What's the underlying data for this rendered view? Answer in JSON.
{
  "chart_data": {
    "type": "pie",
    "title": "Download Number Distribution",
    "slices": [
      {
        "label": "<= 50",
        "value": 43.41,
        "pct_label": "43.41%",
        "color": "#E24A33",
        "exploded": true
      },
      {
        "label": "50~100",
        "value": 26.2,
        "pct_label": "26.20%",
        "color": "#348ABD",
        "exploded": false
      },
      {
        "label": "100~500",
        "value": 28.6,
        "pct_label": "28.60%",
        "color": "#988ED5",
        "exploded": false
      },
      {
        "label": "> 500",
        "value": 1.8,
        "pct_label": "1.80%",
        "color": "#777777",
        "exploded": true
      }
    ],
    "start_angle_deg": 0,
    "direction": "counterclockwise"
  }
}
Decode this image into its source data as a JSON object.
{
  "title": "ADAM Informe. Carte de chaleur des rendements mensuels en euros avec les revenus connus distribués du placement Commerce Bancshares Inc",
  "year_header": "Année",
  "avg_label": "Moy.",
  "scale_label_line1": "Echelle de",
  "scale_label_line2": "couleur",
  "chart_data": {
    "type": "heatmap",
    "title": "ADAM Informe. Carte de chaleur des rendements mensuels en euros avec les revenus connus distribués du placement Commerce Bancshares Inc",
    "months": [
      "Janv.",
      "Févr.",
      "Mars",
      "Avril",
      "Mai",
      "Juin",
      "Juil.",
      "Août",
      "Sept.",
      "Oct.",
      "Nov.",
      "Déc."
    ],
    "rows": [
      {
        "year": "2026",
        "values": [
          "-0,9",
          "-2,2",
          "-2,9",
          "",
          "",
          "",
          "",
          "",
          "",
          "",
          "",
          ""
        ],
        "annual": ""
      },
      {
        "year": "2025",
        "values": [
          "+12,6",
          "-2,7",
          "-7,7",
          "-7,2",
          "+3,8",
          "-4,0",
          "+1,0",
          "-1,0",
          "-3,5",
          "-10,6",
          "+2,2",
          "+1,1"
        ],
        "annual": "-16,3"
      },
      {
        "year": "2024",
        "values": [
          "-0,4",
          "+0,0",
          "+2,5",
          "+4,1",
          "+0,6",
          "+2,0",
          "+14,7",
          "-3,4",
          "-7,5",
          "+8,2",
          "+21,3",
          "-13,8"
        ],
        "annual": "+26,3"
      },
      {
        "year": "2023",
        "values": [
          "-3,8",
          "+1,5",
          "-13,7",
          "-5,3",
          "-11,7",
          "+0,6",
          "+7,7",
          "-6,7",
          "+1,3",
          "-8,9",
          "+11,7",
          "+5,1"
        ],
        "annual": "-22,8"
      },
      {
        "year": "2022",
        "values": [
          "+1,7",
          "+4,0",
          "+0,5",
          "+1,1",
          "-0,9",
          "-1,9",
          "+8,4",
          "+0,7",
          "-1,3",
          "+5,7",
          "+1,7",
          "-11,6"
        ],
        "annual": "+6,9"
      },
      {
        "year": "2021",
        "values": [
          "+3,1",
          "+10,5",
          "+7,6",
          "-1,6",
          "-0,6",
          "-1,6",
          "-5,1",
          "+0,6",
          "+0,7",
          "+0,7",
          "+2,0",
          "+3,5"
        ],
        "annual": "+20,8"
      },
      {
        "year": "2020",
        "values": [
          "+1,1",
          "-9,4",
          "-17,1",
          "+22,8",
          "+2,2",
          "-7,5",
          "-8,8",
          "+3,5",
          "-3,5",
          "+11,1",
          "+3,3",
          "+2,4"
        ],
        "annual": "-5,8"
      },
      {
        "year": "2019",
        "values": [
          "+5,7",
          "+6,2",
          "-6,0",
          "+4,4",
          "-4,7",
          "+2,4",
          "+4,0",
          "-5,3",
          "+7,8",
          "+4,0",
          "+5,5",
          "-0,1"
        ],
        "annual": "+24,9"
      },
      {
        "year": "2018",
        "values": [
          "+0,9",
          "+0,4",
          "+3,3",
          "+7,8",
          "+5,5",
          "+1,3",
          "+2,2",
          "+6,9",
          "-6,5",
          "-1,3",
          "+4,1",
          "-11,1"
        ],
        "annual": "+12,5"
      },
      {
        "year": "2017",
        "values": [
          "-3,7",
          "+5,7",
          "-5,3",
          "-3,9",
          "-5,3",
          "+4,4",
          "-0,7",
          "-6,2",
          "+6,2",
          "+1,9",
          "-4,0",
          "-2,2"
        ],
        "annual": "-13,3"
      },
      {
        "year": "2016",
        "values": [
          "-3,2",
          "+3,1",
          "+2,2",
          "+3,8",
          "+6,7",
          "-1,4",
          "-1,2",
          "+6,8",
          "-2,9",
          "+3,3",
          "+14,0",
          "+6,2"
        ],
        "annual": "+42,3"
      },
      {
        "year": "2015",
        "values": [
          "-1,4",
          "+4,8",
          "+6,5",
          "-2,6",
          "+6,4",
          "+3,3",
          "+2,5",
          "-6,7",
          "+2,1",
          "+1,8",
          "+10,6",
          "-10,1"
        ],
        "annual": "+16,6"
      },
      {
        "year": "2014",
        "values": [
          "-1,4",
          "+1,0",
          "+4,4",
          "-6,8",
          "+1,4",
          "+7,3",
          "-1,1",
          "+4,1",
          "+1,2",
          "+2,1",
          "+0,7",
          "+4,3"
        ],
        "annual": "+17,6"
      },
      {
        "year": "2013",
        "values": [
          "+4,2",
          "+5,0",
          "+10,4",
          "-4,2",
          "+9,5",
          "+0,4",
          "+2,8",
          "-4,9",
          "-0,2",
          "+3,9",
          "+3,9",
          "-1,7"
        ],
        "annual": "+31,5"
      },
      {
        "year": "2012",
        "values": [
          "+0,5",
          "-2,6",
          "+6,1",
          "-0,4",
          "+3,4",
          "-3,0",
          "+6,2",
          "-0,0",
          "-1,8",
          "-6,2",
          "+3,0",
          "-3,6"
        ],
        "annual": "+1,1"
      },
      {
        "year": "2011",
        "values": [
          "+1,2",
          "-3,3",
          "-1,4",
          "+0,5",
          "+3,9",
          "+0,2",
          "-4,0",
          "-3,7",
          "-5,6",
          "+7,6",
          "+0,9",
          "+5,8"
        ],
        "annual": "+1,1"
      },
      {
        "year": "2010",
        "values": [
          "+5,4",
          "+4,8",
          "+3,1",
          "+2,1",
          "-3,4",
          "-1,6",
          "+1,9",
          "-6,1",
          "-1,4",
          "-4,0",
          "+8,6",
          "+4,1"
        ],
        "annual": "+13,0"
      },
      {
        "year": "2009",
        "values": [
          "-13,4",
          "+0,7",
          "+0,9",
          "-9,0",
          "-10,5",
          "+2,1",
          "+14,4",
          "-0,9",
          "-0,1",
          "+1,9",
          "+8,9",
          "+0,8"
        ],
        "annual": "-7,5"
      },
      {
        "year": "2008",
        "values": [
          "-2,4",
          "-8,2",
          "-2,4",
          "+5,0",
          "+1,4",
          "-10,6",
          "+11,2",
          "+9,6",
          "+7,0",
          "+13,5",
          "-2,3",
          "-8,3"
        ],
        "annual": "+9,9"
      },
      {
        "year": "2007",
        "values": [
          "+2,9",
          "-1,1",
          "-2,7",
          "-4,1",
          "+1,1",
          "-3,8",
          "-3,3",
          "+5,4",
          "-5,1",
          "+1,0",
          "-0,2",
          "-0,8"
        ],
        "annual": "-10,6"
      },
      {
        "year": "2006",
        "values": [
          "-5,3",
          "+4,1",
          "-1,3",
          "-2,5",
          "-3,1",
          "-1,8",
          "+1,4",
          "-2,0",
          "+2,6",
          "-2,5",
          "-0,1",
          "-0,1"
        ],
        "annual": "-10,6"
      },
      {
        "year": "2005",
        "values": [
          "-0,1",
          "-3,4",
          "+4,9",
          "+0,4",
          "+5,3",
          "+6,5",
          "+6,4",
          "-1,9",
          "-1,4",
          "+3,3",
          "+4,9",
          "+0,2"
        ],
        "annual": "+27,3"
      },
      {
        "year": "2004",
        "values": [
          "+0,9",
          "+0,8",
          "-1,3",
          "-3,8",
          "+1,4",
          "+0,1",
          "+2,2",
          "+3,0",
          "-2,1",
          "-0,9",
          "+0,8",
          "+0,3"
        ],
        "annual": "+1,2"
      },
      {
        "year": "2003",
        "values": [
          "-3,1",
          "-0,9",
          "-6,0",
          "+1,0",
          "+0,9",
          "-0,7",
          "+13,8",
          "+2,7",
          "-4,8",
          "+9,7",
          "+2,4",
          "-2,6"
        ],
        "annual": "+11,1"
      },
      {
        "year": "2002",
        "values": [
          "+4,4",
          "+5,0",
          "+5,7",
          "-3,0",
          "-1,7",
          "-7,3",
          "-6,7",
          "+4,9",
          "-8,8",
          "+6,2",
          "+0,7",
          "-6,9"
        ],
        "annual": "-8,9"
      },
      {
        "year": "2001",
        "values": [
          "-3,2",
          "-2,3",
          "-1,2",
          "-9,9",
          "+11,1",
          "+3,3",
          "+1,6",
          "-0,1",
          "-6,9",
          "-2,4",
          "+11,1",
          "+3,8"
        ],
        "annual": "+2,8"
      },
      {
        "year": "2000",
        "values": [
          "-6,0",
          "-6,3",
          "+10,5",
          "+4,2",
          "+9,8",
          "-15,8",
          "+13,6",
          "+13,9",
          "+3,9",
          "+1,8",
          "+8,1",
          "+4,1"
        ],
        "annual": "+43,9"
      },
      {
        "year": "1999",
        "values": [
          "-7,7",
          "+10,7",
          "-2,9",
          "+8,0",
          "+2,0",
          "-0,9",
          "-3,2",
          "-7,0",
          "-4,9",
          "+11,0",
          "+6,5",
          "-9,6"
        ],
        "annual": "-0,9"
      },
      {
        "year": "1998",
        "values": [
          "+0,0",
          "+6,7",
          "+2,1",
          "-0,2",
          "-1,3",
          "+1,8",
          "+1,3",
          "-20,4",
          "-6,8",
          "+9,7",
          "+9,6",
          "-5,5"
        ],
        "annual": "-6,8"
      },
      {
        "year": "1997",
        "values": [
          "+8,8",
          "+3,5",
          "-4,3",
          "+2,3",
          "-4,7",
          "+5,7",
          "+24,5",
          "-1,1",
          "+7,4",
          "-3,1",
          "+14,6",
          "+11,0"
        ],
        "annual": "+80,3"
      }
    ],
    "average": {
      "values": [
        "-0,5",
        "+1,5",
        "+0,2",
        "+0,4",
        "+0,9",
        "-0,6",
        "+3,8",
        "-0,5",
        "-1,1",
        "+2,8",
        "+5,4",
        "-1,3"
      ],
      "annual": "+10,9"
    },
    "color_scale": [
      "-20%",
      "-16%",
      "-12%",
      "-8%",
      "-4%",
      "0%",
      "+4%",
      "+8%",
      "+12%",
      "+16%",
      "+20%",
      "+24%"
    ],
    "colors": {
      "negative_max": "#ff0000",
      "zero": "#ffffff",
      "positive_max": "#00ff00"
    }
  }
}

--*--

» **CHALLENGE**: Go through the records and pull out each line that includes the word "Bancshares".

» **THE ANSWER**:
  "title": "ADAM Informe. Carte de chaleur des rendements mensuels en euros avec les revenus connus distribués du placement Commerce Bancshares Inc",
    "title": "ADAM Informe. Carte de chaleur des rendements mensuels en euros avec les revenus connus distribués du placement Commerce Bancshares Inc",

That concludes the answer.